═══ Supplied material
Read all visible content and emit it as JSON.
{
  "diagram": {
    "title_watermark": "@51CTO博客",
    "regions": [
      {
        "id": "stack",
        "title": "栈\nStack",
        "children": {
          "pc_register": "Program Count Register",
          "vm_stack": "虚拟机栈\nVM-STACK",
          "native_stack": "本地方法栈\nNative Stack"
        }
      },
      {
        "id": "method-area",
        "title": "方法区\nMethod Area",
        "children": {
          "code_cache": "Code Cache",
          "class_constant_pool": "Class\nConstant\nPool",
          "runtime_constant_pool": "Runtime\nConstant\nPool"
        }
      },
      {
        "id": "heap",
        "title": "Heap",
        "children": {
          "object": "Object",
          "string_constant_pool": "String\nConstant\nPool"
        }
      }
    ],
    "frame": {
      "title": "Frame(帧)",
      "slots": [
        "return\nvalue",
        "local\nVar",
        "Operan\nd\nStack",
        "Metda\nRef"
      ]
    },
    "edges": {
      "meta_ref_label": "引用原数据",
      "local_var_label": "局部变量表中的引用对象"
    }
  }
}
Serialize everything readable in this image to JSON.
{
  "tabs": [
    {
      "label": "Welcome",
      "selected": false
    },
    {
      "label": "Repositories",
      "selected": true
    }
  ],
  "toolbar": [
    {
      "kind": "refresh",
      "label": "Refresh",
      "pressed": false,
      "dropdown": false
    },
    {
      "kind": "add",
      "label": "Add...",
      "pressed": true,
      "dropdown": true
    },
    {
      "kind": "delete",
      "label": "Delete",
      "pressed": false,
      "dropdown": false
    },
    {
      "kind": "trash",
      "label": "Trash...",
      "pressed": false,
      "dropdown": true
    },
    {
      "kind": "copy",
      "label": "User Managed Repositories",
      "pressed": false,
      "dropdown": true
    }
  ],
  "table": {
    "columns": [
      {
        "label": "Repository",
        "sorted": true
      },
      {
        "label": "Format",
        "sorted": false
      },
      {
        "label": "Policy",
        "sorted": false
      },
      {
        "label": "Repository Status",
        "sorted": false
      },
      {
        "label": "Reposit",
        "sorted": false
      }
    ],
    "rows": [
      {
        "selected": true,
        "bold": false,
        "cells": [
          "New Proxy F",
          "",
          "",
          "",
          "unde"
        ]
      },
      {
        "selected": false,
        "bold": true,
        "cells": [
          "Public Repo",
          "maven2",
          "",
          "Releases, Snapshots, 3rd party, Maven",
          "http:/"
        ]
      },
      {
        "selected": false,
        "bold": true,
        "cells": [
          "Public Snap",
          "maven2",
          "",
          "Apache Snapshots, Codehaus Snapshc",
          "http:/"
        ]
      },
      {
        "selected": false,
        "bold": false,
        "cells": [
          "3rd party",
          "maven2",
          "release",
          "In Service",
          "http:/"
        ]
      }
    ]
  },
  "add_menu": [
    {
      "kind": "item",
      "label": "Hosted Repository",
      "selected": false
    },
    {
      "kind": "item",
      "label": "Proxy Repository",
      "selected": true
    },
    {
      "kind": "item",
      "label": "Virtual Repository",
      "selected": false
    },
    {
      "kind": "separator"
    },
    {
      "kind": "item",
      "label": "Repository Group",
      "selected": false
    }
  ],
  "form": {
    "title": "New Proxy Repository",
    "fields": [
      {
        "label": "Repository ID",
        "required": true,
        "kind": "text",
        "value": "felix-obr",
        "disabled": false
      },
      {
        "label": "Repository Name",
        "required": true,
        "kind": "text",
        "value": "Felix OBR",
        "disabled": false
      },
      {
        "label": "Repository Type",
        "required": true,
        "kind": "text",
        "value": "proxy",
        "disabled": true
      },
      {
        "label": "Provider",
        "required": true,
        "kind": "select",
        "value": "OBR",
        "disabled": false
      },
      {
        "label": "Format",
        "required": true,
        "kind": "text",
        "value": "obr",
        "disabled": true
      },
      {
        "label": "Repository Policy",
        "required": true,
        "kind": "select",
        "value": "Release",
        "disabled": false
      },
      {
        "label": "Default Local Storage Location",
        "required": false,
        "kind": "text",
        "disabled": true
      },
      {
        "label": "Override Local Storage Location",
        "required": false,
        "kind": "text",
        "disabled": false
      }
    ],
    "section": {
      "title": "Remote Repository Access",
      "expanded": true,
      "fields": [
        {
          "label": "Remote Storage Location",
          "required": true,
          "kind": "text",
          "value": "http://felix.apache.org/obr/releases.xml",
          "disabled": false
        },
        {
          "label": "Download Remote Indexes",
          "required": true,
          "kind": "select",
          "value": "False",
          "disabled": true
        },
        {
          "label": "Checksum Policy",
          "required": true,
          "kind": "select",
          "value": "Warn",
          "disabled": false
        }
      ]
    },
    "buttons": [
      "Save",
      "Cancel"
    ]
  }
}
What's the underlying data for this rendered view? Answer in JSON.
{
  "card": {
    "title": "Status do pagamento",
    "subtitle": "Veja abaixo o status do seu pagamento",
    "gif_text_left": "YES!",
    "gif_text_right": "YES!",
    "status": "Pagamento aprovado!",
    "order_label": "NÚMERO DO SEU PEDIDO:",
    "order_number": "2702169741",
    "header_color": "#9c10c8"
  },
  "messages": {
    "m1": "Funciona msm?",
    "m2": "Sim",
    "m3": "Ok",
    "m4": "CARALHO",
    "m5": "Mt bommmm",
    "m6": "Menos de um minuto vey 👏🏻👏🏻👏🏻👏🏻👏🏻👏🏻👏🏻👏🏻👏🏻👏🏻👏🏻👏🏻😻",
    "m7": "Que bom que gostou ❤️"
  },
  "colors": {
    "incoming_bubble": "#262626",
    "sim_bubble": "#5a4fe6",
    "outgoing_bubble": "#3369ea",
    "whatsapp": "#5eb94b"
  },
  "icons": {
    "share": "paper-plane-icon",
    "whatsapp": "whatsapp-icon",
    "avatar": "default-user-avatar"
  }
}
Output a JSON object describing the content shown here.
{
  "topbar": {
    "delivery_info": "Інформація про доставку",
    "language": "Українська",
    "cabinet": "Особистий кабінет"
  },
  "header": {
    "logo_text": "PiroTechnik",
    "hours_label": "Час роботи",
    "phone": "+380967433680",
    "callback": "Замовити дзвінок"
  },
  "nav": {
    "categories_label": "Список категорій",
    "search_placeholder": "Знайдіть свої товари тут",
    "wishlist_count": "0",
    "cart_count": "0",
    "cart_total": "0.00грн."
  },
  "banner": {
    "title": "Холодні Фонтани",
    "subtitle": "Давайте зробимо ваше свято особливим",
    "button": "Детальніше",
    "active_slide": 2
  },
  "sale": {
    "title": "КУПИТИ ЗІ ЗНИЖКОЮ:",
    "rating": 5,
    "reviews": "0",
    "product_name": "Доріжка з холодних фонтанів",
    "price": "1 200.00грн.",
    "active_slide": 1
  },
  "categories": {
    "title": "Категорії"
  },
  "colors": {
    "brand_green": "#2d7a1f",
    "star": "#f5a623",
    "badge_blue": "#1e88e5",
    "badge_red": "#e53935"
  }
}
══════
Return every line holding the word "content" from the records.

Read all visible content and emit it as JSON.
Output a JSON object describing the content shown here.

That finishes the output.